#### [PROBLEM DESCRIPTION]
Below are records. Copy every line with "attr" in it.

#### [TASK INPUTS]
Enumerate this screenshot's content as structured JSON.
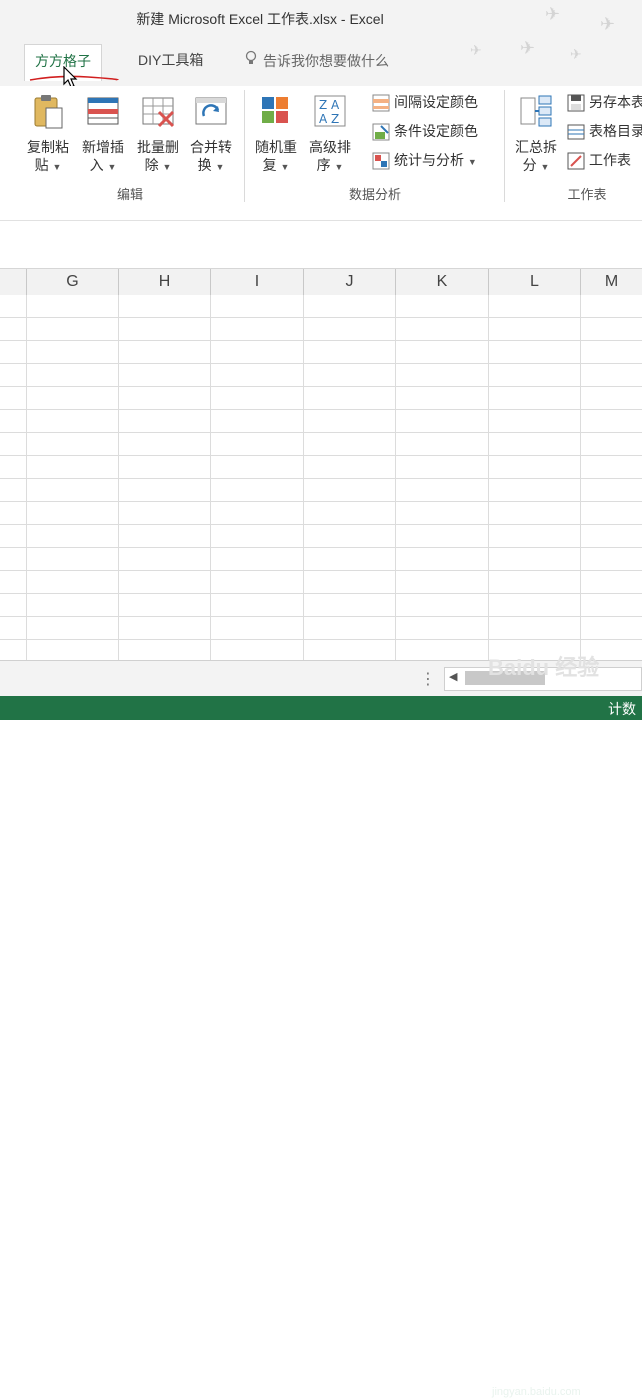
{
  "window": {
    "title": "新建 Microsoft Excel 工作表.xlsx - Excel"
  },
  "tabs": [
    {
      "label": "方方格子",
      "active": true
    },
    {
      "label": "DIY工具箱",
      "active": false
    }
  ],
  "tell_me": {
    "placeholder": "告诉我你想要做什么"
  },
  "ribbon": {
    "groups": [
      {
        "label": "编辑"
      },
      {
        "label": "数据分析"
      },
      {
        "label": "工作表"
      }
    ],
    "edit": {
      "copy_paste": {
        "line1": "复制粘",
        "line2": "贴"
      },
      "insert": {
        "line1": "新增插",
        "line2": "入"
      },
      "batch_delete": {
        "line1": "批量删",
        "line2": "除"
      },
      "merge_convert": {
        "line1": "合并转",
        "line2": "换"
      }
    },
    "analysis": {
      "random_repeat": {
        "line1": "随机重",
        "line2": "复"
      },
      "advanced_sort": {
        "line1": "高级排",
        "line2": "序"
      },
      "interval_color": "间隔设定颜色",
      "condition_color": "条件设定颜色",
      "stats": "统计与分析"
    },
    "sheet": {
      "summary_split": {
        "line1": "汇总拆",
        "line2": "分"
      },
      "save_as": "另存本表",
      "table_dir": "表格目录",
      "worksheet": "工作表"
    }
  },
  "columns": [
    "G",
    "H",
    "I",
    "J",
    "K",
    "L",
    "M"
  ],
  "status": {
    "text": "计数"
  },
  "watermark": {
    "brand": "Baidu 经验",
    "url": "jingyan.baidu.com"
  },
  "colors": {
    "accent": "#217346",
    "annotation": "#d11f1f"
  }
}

* * *

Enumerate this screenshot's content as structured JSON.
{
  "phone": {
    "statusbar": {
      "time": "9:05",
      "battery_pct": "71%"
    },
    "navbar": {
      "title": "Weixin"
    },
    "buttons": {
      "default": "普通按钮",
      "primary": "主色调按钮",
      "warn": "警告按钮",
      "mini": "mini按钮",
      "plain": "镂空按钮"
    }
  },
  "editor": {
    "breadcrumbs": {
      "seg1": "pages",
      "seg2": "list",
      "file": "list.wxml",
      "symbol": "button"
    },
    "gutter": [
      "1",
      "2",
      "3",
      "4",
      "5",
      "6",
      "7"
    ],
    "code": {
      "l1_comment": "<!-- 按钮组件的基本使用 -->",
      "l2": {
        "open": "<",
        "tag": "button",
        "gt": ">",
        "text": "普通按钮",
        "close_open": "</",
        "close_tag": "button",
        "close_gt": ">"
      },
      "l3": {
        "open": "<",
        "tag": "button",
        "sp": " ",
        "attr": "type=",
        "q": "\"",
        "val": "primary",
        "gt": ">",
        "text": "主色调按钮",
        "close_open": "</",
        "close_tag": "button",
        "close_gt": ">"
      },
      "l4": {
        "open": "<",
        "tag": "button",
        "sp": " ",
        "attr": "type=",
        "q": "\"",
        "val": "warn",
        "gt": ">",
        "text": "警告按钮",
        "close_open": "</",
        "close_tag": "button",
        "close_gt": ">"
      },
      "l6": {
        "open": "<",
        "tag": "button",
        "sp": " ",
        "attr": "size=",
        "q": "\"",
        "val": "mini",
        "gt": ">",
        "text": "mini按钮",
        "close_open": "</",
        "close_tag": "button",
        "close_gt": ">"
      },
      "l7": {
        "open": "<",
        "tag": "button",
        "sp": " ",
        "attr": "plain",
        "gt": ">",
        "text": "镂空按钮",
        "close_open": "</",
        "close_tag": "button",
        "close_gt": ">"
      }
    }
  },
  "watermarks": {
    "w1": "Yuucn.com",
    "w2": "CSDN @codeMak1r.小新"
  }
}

#### [EXERCISE OUTPUT]
        "attr": "type=",
        "attr": "type=",
        "attr": "size=",
        "attr": "plain",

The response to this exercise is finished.